__Extracted records__
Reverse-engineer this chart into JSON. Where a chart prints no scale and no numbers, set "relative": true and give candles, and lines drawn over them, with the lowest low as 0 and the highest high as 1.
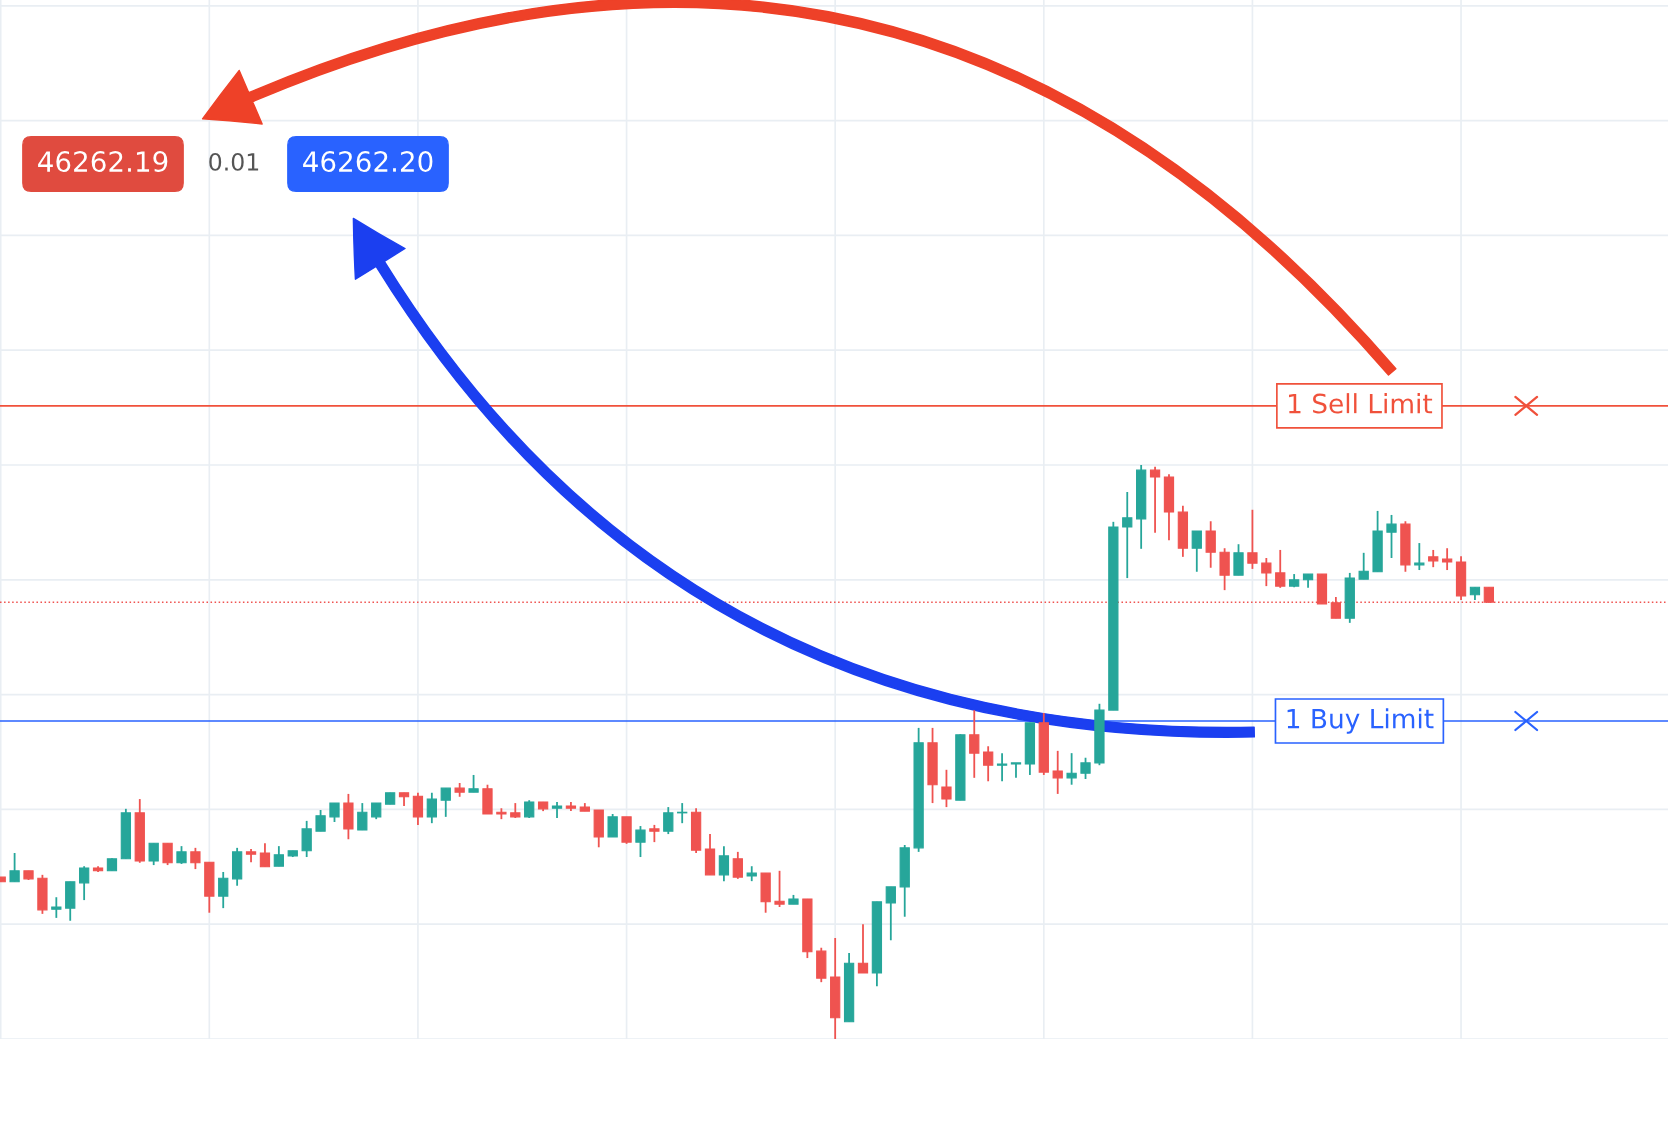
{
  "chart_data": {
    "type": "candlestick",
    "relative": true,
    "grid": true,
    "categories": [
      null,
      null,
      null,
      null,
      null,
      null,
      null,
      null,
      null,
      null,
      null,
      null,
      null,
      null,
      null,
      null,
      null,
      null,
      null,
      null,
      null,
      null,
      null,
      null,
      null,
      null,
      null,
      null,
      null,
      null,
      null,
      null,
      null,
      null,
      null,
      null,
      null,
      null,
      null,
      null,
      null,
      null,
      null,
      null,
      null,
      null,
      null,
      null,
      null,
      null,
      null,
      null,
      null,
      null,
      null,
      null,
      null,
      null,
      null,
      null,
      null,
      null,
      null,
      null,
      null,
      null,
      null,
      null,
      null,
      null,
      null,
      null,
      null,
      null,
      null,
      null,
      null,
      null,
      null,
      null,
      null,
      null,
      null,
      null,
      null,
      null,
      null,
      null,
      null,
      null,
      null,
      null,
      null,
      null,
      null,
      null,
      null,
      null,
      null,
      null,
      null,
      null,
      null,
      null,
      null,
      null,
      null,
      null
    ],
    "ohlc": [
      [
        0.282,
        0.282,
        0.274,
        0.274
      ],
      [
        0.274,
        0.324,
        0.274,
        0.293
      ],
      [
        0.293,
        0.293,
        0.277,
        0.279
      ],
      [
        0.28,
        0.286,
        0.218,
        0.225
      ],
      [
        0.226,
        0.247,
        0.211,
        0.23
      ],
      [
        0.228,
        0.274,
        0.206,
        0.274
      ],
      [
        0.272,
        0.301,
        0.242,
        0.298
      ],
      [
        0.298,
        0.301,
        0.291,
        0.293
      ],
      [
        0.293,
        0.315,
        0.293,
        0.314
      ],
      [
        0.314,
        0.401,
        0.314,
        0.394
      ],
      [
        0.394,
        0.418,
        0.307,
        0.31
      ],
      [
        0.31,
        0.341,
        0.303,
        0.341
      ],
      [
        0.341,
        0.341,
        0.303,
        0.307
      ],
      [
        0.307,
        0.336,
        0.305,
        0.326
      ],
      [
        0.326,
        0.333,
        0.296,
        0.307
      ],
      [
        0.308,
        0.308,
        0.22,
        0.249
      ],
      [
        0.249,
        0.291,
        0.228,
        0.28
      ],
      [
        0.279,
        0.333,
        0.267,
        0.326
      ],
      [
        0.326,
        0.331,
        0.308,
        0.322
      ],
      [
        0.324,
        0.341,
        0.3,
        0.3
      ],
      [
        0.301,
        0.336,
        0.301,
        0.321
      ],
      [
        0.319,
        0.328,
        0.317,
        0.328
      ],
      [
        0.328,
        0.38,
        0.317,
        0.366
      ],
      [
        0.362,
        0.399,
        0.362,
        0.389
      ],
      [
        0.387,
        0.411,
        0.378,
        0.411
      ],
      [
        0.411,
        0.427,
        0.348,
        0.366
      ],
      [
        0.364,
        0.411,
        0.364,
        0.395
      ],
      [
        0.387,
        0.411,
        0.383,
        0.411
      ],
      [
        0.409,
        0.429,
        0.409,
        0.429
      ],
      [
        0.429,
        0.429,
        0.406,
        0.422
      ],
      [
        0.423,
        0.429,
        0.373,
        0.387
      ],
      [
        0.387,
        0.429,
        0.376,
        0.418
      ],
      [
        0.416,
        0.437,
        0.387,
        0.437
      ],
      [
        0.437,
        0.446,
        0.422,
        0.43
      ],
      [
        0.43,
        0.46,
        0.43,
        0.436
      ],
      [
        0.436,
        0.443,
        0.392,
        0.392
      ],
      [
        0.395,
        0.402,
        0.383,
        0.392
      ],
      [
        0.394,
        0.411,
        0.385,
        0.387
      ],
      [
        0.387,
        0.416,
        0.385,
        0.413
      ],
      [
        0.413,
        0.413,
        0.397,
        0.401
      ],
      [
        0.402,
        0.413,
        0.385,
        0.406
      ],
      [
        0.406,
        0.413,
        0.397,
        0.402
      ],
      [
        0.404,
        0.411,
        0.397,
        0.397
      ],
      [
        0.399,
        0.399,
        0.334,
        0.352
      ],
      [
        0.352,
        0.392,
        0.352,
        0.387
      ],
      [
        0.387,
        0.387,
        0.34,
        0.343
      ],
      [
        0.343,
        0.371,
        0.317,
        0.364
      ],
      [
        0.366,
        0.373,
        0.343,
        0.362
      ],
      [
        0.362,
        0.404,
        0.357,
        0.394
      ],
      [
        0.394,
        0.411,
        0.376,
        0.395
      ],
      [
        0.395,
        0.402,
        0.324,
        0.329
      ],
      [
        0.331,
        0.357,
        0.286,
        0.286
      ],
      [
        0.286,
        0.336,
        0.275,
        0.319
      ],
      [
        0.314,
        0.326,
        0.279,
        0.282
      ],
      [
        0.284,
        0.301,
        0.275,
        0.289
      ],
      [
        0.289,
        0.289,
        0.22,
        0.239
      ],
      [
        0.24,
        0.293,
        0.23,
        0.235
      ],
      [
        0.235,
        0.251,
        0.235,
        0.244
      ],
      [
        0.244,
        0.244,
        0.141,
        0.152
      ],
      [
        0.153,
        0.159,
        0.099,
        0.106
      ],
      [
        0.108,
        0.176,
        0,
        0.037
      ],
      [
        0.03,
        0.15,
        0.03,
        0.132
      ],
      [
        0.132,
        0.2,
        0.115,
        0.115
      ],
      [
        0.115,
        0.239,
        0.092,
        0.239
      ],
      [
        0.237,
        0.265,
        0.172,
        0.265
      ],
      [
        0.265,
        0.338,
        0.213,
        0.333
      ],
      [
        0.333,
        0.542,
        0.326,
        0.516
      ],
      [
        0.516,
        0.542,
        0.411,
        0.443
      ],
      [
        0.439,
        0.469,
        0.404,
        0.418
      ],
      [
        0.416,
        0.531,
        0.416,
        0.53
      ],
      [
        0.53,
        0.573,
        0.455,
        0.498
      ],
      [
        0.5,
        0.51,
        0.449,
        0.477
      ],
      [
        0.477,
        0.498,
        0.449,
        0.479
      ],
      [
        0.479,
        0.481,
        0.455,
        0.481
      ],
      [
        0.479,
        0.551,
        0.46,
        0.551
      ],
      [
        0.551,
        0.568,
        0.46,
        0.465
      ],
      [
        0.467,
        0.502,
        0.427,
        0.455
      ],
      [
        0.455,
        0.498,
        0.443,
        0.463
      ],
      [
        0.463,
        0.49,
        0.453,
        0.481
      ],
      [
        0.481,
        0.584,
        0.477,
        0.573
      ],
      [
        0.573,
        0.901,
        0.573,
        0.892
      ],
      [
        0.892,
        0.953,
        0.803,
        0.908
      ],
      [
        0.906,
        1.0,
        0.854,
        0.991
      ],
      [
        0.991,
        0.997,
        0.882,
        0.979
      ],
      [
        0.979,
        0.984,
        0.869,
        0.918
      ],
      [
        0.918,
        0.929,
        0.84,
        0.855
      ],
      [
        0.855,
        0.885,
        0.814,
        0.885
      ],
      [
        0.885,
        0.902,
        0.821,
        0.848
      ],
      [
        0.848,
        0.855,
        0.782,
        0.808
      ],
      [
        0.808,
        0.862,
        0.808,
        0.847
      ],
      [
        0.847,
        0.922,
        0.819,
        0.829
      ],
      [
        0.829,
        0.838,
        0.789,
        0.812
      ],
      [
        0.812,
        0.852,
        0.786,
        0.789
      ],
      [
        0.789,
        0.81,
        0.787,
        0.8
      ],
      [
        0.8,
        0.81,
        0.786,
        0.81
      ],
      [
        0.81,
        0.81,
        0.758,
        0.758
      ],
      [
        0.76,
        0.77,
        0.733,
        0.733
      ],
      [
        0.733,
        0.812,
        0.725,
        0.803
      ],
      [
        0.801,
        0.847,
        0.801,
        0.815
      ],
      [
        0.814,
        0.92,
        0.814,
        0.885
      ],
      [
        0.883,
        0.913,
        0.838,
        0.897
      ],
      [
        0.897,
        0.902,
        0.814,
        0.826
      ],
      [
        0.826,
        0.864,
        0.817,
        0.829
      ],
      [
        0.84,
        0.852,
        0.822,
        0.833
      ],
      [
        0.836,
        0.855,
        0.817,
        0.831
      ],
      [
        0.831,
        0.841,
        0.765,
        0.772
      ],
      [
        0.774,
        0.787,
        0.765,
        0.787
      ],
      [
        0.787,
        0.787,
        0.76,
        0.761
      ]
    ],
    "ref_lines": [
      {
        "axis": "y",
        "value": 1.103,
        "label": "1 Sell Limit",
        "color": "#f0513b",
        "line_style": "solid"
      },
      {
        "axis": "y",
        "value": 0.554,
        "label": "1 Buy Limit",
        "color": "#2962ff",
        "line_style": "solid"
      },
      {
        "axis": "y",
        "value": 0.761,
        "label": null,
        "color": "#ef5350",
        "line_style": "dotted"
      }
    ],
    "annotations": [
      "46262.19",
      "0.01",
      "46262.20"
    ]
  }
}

__What is required__
Pick every line with "color" in it and copy it.

__Task solution__
        "color": "#f0513b",
        "color": "#2962ff",
        "color": "#ef5350",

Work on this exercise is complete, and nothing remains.